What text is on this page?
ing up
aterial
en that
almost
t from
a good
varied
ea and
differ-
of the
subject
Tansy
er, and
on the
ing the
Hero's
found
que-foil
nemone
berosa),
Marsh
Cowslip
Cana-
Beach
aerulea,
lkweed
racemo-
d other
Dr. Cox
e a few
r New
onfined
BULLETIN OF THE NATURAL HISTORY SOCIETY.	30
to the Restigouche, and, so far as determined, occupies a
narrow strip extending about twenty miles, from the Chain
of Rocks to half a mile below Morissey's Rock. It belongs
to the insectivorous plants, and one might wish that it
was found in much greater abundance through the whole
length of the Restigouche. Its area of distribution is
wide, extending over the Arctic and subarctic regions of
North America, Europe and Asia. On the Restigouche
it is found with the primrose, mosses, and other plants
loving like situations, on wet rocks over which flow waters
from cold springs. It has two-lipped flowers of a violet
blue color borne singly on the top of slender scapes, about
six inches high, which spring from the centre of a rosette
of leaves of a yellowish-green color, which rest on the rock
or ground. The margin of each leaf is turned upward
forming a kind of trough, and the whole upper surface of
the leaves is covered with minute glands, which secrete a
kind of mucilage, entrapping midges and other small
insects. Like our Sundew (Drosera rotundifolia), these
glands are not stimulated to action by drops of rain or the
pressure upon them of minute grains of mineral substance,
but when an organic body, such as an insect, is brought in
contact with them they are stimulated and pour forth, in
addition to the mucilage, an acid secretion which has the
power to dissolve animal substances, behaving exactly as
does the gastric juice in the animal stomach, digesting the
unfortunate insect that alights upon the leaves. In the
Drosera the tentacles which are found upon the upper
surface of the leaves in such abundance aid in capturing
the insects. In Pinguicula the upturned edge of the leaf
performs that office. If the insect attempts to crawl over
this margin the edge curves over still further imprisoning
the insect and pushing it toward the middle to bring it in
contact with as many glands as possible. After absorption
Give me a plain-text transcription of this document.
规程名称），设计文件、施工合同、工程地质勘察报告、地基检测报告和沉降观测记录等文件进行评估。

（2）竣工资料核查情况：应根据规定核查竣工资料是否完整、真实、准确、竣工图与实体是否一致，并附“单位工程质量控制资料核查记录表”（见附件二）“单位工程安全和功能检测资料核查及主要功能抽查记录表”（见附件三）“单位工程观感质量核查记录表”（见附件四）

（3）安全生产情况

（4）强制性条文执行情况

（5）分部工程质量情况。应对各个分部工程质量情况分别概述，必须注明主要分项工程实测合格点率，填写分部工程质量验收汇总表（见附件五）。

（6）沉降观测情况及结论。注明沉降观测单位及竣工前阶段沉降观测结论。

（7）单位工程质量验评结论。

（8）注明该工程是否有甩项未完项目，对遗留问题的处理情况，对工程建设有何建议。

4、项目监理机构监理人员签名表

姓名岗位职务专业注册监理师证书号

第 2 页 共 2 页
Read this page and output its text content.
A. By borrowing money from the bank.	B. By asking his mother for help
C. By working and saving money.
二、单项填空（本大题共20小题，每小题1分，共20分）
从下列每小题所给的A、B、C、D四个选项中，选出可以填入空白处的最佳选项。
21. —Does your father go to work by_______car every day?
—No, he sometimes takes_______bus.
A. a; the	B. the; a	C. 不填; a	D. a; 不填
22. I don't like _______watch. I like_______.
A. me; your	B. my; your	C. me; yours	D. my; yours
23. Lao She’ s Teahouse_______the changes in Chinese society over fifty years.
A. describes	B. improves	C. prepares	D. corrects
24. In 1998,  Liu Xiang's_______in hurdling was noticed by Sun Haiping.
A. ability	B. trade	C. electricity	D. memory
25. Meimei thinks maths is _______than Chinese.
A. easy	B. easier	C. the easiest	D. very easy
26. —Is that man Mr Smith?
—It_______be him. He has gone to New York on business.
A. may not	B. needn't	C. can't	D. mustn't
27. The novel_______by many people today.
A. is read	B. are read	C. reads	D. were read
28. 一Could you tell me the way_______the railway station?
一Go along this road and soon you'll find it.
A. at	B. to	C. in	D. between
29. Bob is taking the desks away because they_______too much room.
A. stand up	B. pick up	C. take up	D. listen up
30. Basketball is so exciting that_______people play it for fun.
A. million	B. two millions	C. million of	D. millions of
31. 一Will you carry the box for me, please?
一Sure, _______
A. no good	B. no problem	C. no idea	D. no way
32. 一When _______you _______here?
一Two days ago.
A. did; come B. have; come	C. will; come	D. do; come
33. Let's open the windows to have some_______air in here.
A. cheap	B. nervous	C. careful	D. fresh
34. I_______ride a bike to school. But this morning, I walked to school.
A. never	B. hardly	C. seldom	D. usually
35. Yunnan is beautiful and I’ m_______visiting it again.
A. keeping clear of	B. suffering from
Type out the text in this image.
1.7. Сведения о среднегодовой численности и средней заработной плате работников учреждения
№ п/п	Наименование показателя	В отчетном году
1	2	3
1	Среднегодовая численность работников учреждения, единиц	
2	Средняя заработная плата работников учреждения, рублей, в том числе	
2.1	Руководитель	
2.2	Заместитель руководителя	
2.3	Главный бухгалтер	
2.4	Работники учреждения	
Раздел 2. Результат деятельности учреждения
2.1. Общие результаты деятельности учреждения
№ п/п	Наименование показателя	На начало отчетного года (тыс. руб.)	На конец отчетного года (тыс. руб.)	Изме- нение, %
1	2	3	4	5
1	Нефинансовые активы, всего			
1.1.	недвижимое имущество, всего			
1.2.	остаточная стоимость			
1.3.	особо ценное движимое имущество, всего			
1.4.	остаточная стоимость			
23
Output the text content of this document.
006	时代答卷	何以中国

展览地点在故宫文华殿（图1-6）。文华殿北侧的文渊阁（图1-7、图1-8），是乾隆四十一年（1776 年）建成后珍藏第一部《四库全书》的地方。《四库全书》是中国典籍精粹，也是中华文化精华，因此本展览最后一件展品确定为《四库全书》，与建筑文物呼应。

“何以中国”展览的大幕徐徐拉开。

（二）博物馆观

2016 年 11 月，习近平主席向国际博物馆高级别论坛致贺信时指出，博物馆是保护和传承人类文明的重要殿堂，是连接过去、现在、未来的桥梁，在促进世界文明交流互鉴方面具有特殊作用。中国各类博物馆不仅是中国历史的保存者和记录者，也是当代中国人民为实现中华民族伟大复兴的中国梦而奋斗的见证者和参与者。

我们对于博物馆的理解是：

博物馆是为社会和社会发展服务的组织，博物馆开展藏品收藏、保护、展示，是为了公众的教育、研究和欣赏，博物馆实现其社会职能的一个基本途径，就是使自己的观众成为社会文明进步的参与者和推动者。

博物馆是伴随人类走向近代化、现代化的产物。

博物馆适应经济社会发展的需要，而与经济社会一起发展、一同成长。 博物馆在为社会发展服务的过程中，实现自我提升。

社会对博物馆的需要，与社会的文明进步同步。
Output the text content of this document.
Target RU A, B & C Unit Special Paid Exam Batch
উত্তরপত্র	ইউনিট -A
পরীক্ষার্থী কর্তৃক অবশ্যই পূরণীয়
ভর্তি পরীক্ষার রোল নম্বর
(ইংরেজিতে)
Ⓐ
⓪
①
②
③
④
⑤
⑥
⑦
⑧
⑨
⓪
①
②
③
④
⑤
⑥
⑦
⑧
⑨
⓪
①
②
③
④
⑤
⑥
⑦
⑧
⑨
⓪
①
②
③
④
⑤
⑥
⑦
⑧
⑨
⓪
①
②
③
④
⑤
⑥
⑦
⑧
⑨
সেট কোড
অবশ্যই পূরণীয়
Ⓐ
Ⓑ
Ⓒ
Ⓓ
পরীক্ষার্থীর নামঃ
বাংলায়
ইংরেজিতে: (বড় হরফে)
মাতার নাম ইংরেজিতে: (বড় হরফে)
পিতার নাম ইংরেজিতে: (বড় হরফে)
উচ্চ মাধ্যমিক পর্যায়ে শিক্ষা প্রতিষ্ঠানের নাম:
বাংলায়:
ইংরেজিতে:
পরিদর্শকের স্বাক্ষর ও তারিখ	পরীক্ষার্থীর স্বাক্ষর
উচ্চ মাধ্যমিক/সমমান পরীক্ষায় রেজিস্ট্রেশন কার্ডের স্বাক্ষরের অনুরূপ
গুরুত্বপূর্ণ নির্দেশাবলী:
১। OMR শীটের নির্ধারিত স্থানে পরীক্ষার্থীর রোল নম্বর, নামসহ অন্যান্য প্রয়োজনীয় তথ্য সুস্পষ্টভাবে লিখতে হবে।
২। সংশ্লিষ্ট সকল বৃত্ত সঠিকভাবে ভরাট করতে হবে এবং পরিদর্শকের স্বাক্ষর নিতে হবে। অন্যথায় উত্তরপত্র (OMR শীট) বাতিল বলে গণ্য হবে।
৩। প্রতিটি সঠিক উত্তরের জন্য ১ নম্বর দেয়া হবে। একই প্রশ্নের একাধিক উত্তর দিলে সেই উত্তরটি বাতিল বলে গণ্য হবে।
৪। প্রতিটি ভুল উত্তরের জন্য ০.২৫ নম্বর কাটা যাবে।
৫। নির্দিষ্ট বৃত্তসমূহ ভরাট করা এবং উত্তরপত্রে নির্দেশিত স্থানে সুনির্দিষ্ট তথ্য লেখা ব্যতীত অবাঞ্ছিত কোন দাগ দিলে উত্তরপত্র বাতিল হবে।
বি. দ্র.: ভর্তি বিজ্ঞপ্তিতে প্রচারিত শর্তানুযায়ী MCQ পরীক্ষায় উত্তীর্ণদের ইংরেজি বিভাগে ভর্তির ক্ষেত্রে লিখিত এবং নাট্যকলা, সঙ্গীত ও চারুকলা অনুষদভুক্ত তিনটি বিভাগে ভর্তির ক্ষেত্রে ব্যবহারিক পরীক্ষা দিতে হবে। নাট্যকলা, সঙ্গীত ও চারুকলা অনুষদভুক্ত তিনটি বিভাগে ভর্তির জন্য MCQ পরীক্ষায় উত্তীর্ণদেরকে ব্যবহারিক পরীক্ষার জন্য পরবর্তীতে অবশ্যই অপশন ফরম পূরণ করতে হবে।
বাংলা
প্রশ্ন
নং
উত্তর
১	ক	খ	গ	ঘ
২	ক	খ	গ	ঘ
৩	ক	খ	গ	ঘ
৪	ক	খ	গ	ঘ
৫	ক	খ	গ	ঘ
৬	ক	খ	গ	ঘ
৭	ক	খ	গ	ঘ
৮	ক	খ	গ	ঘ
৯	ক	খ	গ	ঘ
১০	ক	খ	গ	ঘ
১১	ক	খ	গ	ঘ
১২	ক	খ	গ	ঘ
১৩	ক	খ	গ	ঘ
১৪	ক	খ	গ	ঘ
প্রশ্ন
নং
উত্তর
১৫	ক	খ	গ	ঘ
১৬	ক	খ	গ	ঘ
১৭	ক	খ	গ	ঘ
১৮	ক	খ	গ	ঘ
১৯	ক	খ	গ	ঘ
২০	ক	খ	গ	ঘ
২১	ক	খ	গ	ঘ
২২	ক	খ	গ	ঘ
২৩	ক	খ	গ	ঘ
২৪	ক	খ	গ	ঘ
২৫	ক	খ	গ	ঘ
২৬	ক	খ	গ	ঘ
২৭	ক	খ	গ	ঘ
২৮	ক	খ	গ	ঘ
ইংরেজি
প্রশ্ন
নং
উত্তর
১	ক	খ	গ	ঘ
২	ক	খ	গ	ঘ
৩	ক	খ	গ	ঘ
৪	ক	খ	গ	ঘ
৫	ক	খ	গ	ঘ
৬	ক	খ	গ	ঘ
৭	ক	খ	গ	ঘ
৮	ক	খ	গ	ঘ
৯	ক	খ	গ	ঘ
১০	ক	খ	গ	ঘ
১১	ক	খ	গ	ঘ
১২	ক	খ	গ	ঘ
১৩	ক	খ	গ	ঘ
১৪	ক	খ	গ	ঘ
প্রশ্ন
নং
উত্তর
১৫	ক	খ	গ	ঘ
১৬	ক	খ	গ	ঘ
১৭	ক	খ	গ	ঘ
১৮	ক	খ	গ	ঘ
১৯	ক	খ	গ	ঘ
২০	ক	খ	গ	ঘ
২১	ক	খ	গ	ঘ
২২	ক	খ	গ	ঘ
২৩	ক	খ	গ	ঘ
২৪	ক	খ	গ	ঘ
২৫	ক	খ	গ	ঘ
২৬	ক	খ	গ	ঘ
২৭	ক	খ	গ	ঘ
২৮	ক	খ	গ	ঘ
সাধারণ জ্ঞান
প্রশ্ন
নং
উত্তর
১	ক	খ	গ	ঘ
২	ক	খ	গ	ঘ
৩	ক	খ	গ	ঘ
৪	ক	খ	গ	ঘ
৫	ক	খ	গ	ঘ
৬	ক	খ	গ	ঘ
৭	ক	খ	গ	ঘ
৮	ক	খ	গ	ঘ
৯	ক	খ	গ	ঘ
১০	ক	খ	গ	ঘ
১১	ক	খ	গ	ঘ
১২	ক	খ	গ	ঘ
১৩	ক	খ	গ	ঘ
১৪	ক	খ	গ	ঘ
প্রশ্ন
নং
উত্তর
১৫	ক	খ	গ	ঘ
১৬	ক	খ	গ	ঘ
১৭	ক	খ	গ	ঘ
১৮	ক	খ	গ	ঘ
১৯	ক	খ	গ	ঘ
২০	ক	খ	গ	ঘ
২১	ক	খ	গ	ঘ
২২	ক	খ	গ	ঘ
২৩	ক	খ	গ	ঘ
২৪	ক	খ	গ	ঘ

==================================================

▶ [Written instruction]
Pull out each line of the listing that holds the string "page".

▶ [Written solution]
What text is on this page?
Read this page and output its text content.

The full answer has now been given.